## Your goal
Search the data below for the word "protection" and copy each line that holds it.

## Given records

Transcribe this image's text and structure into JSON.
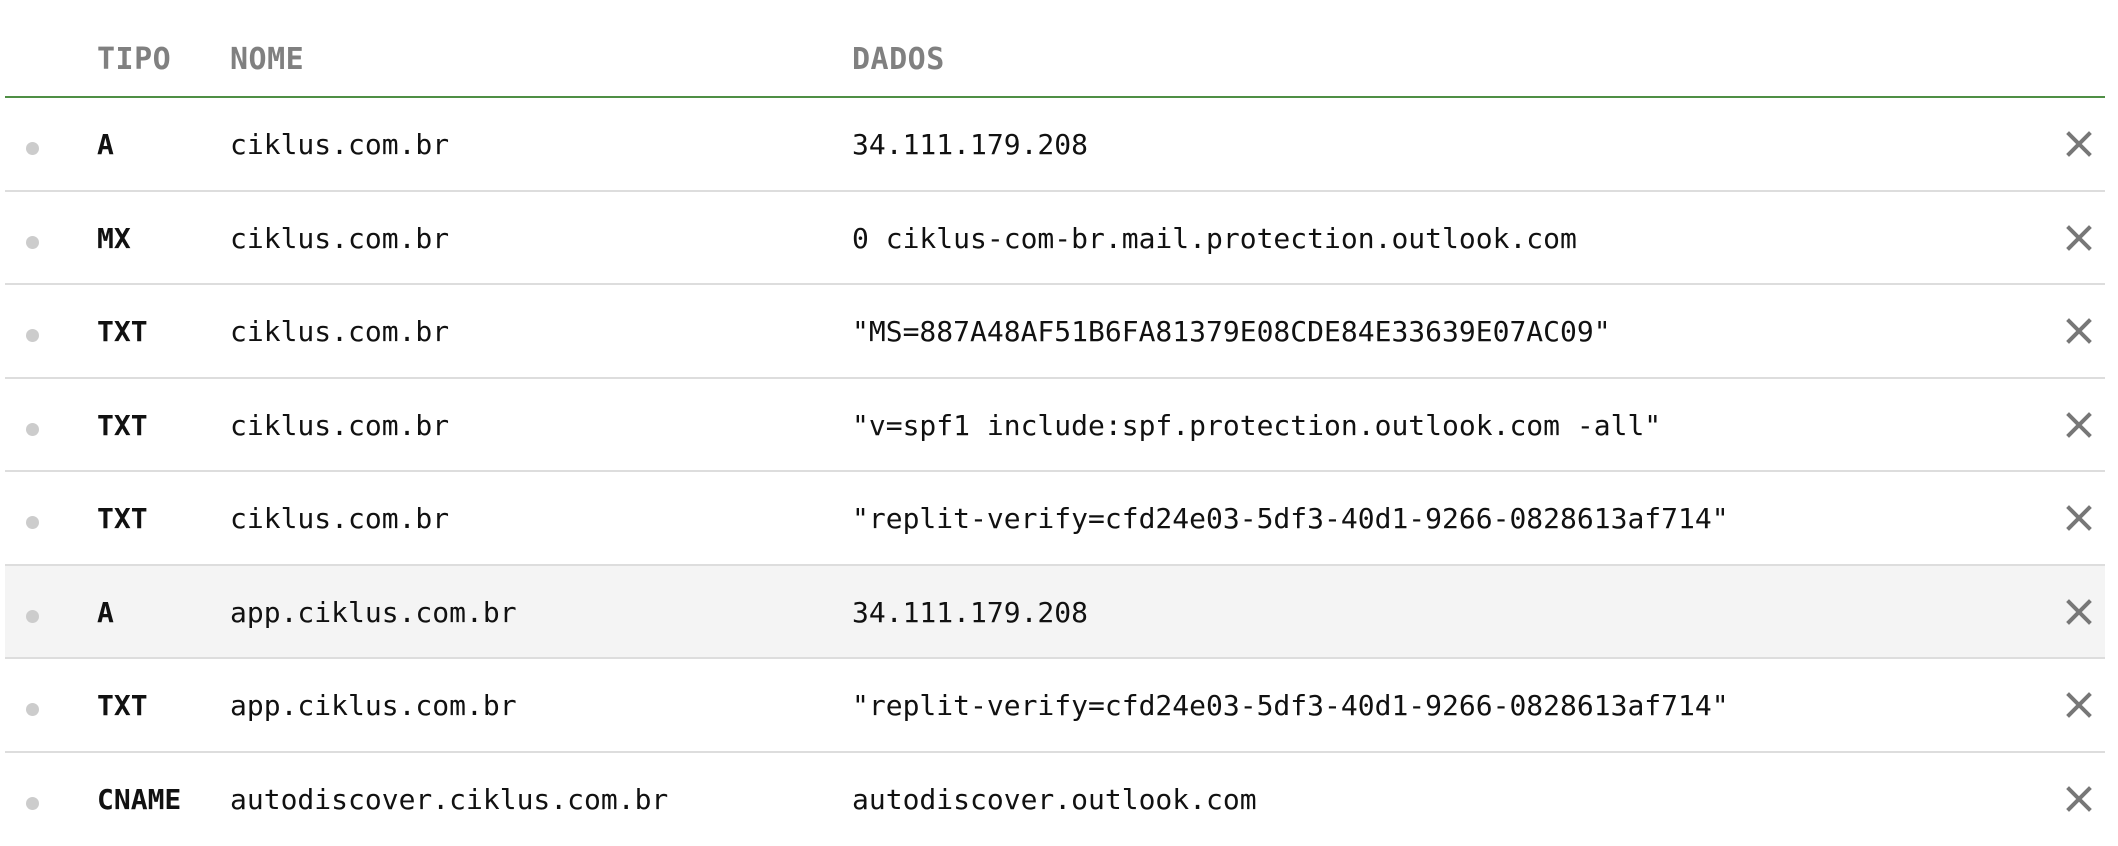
{
  "header": {
    "type": "TIPO",
    "name": "NOME",
    "data": "DADOS"
  },
  "records": [
    {
      "type": "A",
      "name": "ciklus.com.br",
      "data": "34.111.179.208"
    },
    {
      "type": "MX",
      "name": "ciklus.com.br",
      "data": "0 ciklus-com-br.mail.protection.outlook.com"
    },
    {
      "type": "TXT",
      "name": "ciklus.com.br",
      "data": "\"MS=887A48AF51B6FA81379E08CDE84E33639E07AC09\""
    },
    {
      "type": "TXT",
      "name": "ciklus.com.br",
      "data": "\"v=spf1 include:spf.protection.outlook.com -all\""
    },
    {
      "type": "TXT",
      "name": "ciklus.com.br",
      "data": "\"replit-verify=cfd24e03-5df3-40d1-9266-0828613af714\""
    },
    {
      "type": "A",
      "name": "app.ciklus.com.br",
      "data": "34.111.179.208"
    },
    {
      "type": "TXT",
      "name": "app.ciklus.com.br",
      "data": "\"replit-verify=cfd24e03-5df3-40d1-9266-0828613af714\""
    },
    {
      "type": "CNAME",
      "name": "autodiscover.ciklus.com.br",
      "data": "autodiscover.outlook.com"
    }
  ],
  "icons": {
    "status": "status-dot-icon",
    "delete": "close-icon"
  },
  "colors": {
    "header_border": "#4f8f45",
    "header_text": "#808080",
    "row_border": "#dddddd",
    "highlight_row": "#f4f4f4",
    "status_dot": "#cccccc",
    "delete_icon": "#777777"
  }
}
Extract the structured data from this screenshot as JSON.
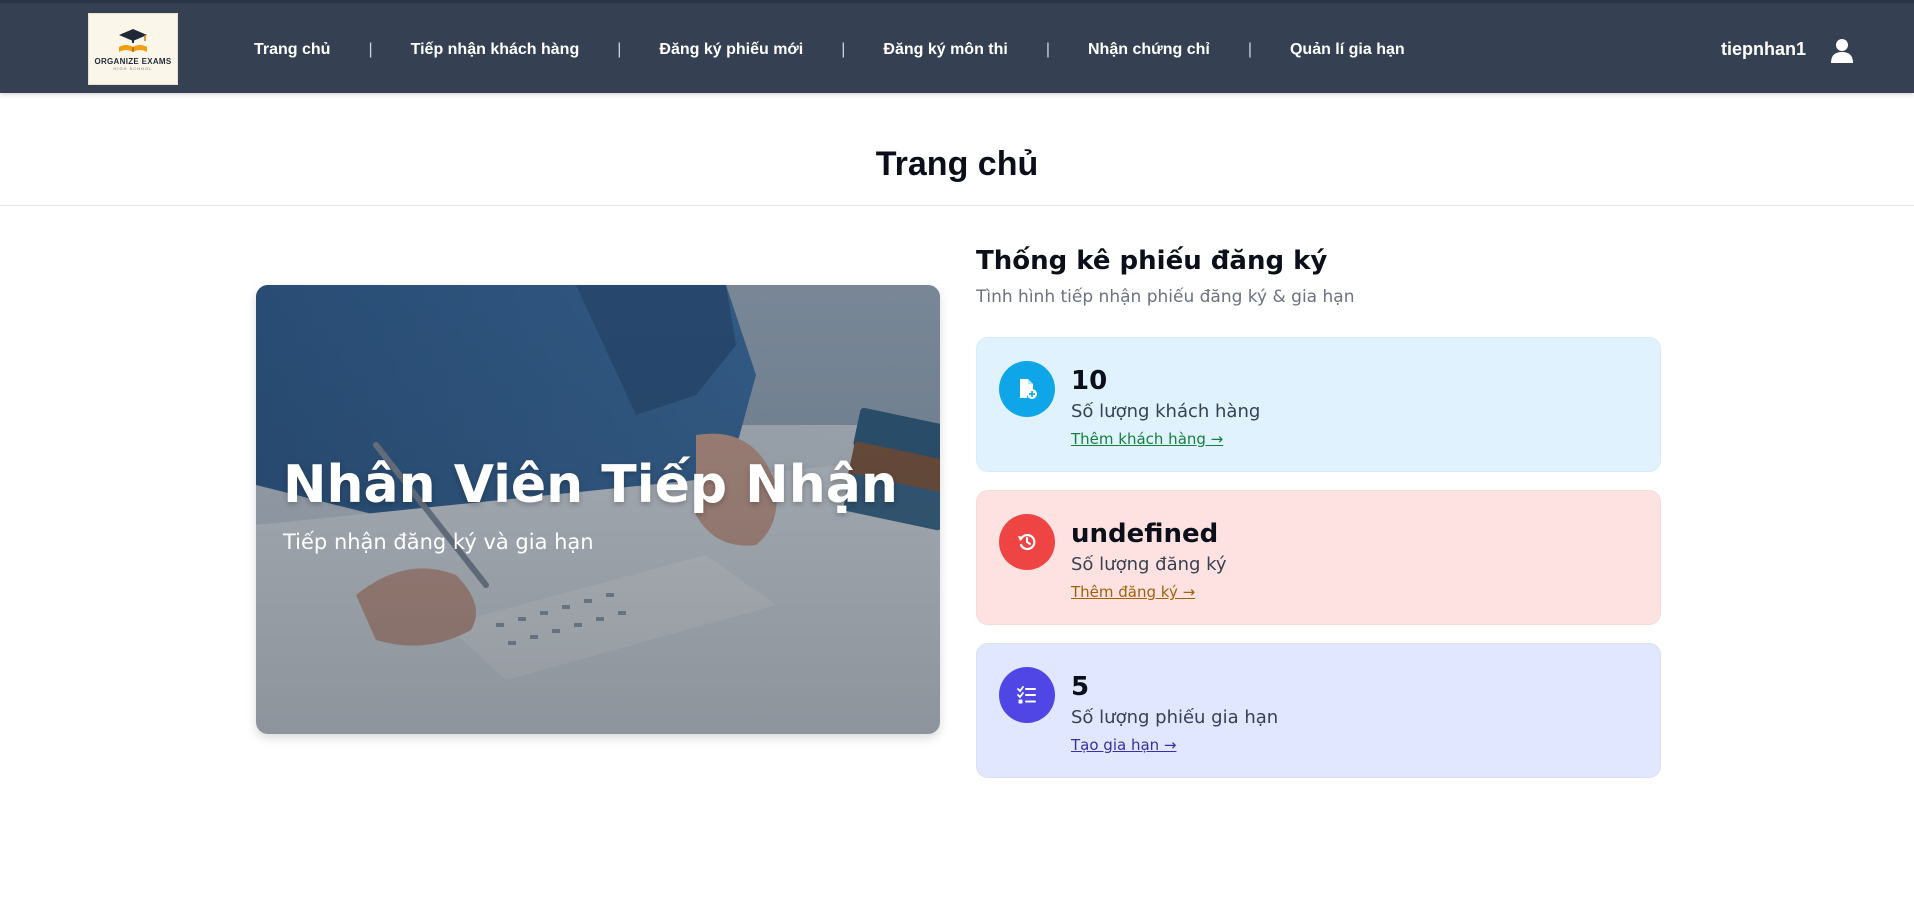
{
  "colors": {
    "header_bg": "#354153",
    "card_customers_bg": "#e0f2fe",
    "card_customers_icon": "#0ea5e9",
    "card_customers_link": "#15803d",
    "card_registrations_bg": "#fee2e2",
    "card_registrations_icon": "#ef4444",
    "card_registrations_link": "#a16207",
    "card_renewals_bg": "#e0e7ff",
    "card_renewals_icon": "#4f46e5",
    "card_renewals_link": "#3730a3"
  },
  "header": {
    "logo": {
      "text": "ORGANIZE EXAMS",
      "subtext": "HIGH SCHOOL",
      "icon": "graduation-cap-book-icon"
    },
    "nav": [
      {
        "label": "Trang chủ"
      },
      {
        "label": "Tiếp nhận khách hàng"
      },
      {
        "label": "Đăng ký phiếu mới"
      },
      {
        "label": "Đăng ký môn thi"
      },
      {
        "label": "Nhận chứng chỉ"
      },
      {
        "label": "Quản lí gia hạn"
      }
    ],
    "nav_separator": "|",
    "username": "tiepnhan1",
    "user_icon": "user-icon"
  },
  "page": {
    "title": "Trang chủ"
  },
  "hero": {
    "title": "Nhân Viên Tiếp Nhận",
    "subtitle": "Tiếp nhận đăng ký và gia hạn"
  },
  "stats": {
    "title": "Thống kê phiếu đăng ký",
    "subtitle": "Tình hình tiếp nhận phiếu đăng ký & gia hạn",
    "cards": [
      {
        "value": "10",
        "label": "Số lượng khách hàng",
        "link": "Thêm khách hàng →",
        "icon": "file-add-icon"
      },
      {
        "value": "undefined",
        "label": "Số lượng đăng ký",
        "link": "Thêm đăng ký →",
        "icon": "history-icon"
      },
      {
        "value": "5",
        "label": "Số lượng phiếu gia hạn",
        "link": "Tạo gia hạn →",
        "icon": "checklist-icon"
      }
    ]
  }
}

## Result
      "data": "0 ciklus-com-br.mail.protection.outlook.com"
      "data": "\"v=spf1 include:spf.protection.outlook.com -all\""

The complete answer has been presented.